- **Source material**

========

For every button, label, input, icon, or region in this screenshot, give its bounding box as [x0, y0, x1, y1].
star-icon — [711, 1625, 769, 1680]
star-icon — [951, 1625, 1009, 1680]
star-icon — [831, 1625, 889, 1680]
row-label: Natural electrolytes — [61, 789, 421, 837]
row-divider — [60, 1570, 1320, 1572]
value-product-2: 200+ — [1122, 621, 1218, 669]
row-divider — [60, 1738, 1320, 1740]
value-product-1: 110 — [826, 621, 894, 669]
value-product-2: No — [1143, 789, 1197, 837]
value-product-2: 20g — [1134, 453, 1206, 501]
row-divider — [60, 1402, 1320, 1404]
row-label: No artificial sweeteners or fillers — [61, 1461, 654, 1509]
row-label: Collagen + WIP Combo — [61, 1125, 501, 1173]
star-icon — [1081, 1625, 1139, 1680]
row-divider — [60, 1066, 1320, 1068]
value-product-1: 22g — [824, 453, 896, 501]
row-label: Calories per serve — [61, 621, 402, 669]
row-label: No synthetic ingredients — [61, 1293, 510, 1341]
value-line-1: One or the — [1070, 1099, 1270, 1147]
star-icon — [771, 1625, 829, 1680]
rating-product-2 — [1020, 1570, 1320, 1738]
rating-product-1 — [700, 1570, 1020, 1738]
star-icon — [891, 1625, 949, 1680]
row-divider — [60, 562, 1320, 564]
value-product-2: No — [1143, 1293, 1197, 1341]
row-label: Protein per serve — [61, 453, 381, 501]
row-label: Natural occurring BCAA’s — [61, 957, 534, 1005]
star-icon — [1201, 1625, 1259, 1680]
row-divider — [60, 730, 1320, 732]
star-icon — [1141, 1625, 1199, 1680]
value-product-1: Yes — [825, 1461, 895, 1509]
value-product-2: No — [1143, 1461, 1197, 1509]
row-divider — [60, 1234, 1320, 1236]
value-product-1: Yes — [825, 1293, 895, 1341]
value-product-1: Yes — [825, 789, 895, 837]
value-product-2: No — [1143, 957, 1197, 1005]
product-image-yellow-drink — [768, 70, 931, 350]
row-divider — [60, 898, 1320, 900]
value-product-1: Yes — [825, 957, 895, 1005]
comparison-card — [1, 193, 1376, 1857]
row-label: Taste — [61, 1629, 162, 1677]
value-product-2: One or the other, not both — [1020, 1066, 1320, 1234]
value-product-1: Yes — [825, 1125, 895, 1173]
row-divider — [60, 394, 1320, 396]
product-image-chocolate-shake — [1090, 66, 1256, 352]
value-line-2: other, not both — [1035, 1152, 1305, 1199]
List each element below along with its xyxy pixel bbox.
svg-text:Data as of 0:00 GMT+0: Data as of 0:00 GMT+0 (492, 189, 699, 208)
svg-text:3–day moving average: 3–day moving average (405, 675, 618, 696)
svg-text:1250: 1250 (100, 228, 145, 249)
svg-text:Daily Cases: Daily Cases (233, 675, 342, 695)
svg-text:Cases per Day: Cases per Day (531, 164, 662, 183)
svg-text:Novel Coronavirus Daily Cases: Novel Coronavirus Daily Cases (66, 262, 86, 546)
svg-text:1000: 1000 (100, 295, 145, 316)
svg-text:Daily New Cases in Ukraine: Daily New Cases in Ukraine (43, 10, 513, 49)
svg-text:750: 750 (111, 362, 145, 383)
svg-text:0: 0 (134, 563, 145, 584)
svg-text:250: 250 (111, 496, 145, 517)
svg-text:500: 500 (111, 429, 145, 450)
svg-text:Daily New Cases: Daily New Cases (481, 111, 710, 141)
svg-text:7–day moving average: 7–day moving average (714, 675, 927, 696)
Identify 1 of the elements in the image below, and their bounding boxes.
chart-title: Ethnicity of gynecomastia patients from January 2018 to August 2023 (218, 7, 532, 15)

========

- **Problem description**
Look through the records above and report how many lines hold the word "label", giving only the number.

- **Solution for this task**
9